REQUEST: Copy out the material below in full, but not its images.

DATA LISTING:
------------------------------------------------
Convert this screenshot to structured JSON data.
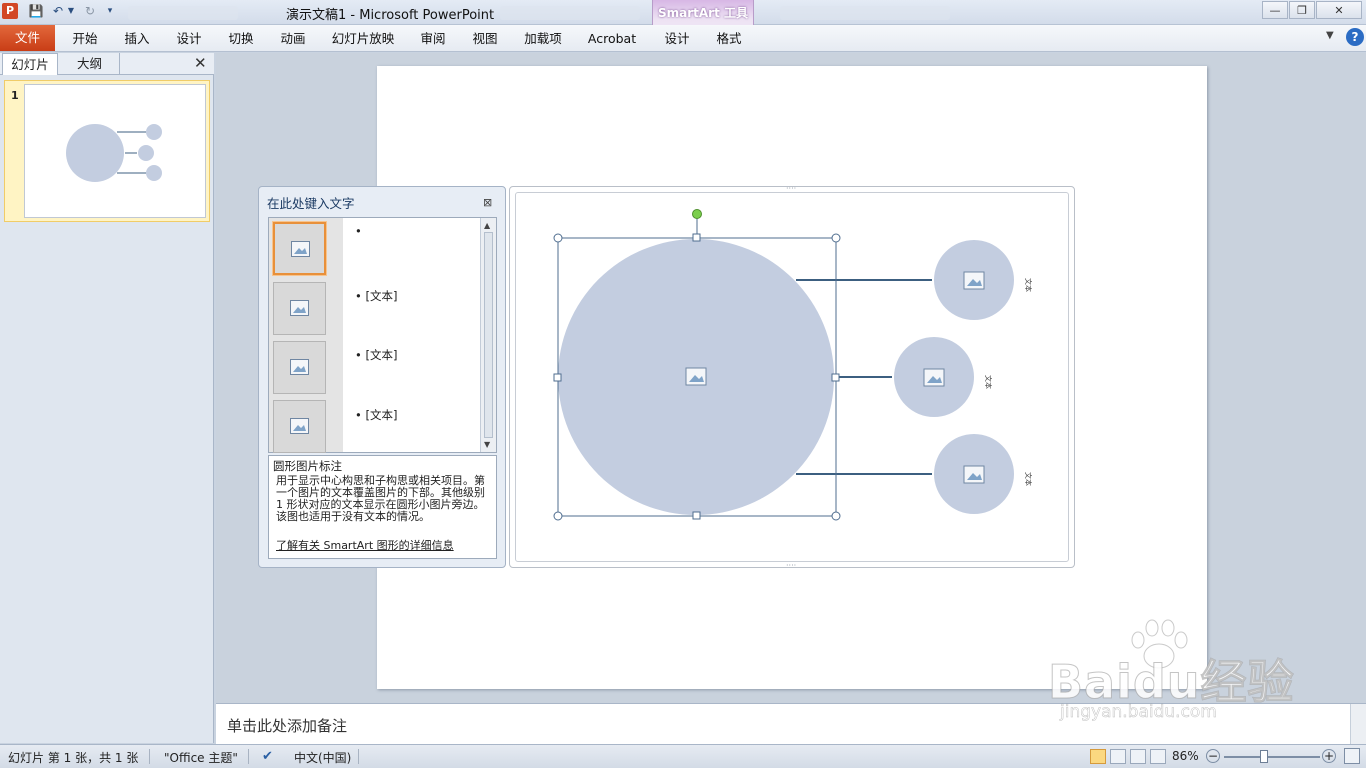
{
  "titlebar": {
    "app_icon": "P",
    "window_title": "演示文稿1  -  Microsoft PowerPoint",
    "contextual_group": "SmartArt 工具",
    "qat": {
      "save": "save-icon",
      "undo": "undo-icon",
      "redo": "redo-icon",
      "customize": "customize-icon"
    }
  },
  "ribbon": {
    "file": "文件",
    "tabs": [
      "开始",
      "插入",
      "设计",
      "切换",
      "动画",
      "幻灯片放映",
      "审阅",
      "视图",
      "加载项",
      "Acrobat"
    ],
    "contextual_tabs": [
      "设计",
      "格式"
    ]
  },
  "left_pane": {
    "tab_slides": "幻灯片",
    "tab_outline": "大纲",
    "slide_number": "1"
  },
  "text_pane": {
    "title": "在此处键入文字",
    "bullets": [
      "",
      "[文本]",
      "[文本]",
      "[文本]"
    ],
    "description_title": "圆形图片标注",
    "description_body": "用于显示中心构思和子构思或相关项目。第一个图片的文本覆盖图片的下部。其他级别 1 形状对应的文本显示在圆形小图片旁边。该图也适用于没有文本的情况。",
    "learn_more_link": "了解有关 SmartArt 图形的详细信息"
  },
  "smartart": {
    "shape_color": "#c3cde0",
    "line_color": "#3c5f80",
    "small_circle_labels": [
      "文本",
      "文本",
      "文本"
    ]
  },
  "notes": {
    "placeholder": "单击此处添加备注"
  },
  "statusbar": {
    "slide_info": "幻灯片 第 1 张，共 1 张",
    "theme": "\"Office 主题\"",
    "language": "中文(中国)",
    "zoom": "86%"
  },
  "watermark": {
    "logo": "Baidu经验",
    "url": "jingyan.baidu.com"
  }
}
------------------------------------------------
SOLUTION TO THIS EXERCISE:
Convert this screenshot to structured JSON data.
{
  "titlebar": {
    "app_icon": "P",
    "window_title": "演示文稿1  -  Microsoft PowerPoint",
    "contextual_group": "SmartArt 工具",
    "qat": {
      "save": "save-icon",
      "undo": "undo-icon",
      "redo": "redo-icon",
      "customize": "customize-icon"
    }
  },
  "ribbon": {
    "file": "文件",
    "tabs": [
      "开始",
      "插入",
      "设计",
      "切换",
      "动画",
      "幻灯片放映",
      "审阅",
      "视图",
      "加载项",
      "Acrobat"
    ],
    "contextual_tabs": [
      "设计",
      "格式"
    ]
  },
  "left_pane": {
    "tab_slides": "幻灯片",
    "tab_outline": "大纲",
    "slide_number": "1"
  },
  "text_pane": {
    "title": "在此处键入文字",
    "bullets": [
      "",
      "[文本]",
      "[文本]",
      "[文本]"
    ],
    "description_title": "圆形图片标注",
    "description_body": "用于显示中心构思和子构思或相关项目。第一个图片的文本覆盖图片的下部。其他级别 1 形状对应的文本显示在圆形小图片旁边。该图也适用于没有文本的情况。",
    "learn_more_link": "了解有关 SmartArt 图形的详细信息"
  },
  "smartart": {
    "shape_color": "#c3cde0",
    "line_color": "#3c5f80",
    "small_circle_labels": [
      "文本",
      "文本",
      "文本"
    ]
  },
  "notes": {
    "placeholder": "单击此处添加备注"
  },
  "statusbar": {
    "slide_info": "幻灯片 第 1 张，共 1 张",
    "theme": "\"Office 主题\"",
    "language": "中文(中国)",
    "zoom": "86%"
  },
  "watermark": {
    "logo": "Baidu经验",
    "url": "jingyan.baidu.com"
  }
}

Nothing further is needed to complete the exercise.